═══ MATERIAL FOR THIS TASK
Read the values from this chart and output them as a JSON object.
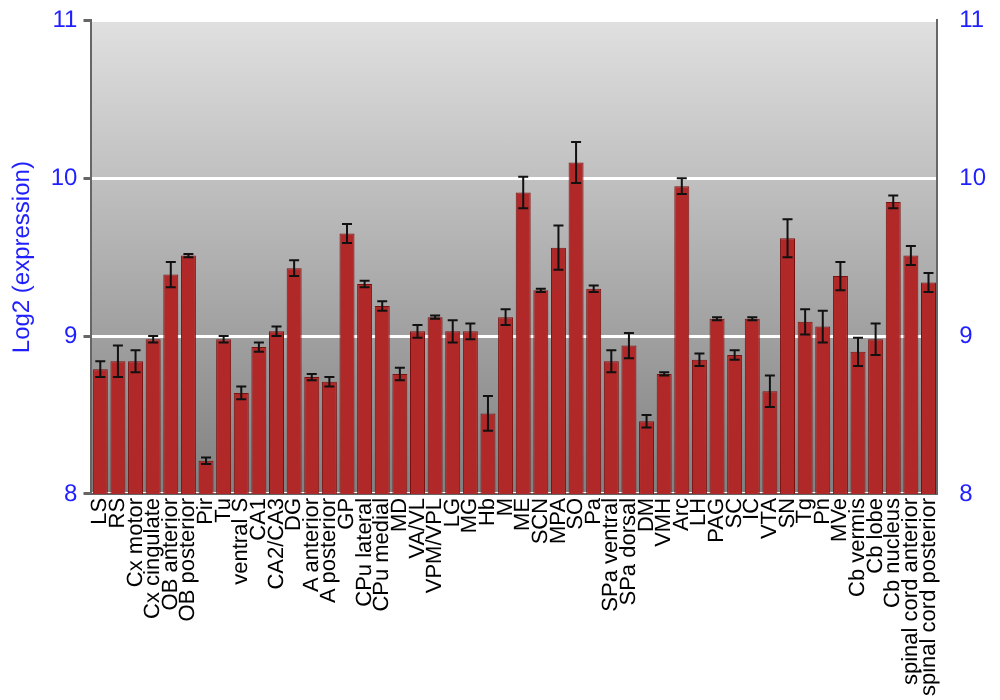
{
  "chart_data": {
    "type": "bar",
    "ylabel": "Log2 (expression)",
    "categories": [
      "LS",
      "RS",
      "Cx motor",
      "Cx cingulate",
      "OB anterior",
      "OB posterior",
      "Pir",
      "Tu",
      "ventral S",
      "CA1",
      "CA2/CA3",
      "DG",
      "A anterior",
      "A posterior",
      "GP",
      "CPu lateral",
      "CPu medial",
      "MD",
      "VA/VL",
      "VPM/VPL",
      "LG",
      "MG",
      "Hb",
      "M",
      "ME",
      "SCN",
      "MPA",
      "SO",
      "Pa",
      "SPa ventral",
      "SPa dorsal",
      "DM",
      "VMH",
      "Arc",
      "LH",
      "PAG",
      "SC",
      "IC",
      "VTA",
      "SN",
      "Tg",
      "Pn",
      "MVe",
      "Cb vermis",
      "Cb lobe",
      "Cb nucleus",
      "spinal cord anterior",
      "spinal cord posterior"
    ],
    "values": [
      8.79,
      8.84,
      8.84,
      8.98,
      9.39,
      9.51,
      8.21,
      8.98,
      8.64,
      8.93,
      9.03,
      9.43,
      8.74,
      8.71,
      9.65,
      9.33,
      9.19,
      8.76,
      9.03,
      9.12,
      9.03,
      9.03,
      8.51,
      9.12,
      9.91,
      9.29,
      9.56,
      10.1,
      9.3,
      8.84,
      8.94,
      8.46,
      8.76,
      9.95,
      8.85,
      9.11,
      8.88,
      9.11,
      8.65,
      9.62,
      9.09,
      9.06,
      9.38,
      8.9,
      8.98,
      9.85,
      9.51,
      9.34
    ],
    "errors": [
      0.05,
      0.1,
      0.07,
      0.02,
      0.08,
      0.01,
      0.02,
      0.02,
      0.04,
      0.03,
      0.03,
      0.05,
      0.02,
      0.03,
      0.06,
      0.02,
      0.03,
      0.04,
      0.04,
      0.01,
      0.07,
      0.05,
      0.11,
      0.05,
      0.1,
      0.01,
      0.14,
      0.13,
      0.02,
      0.07,
      0.08,
      0.04,
      0.01,
      0.05,
      0.04,
      0.01,
      0.03,
      0.01,
      0.1,
      0.12,
      0.08,
      0.1,
      0.09,
      0.09,
      0.1,
      0.04,
      0.06,
      0.06
    ],
    "color": "#b02828",
    "ylim": [
      8,
      11
    ],
    "yticks": [
      8,
      9,
      10,
      11
    ],
    "y2lim": [
      8,
      11
    ],
    "y2ticks": [
      8,
      9,
      10,
      11
    ],
    "grid": "y",
    "legend": false
  }
}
══════
**STATED PROBLEM**
Keep only those lines of the records that hold "posterior", and return them.

**RESULT OF THIS TASK**
      "OB posterior",
      "A posterior",
      "spinal cord posterior"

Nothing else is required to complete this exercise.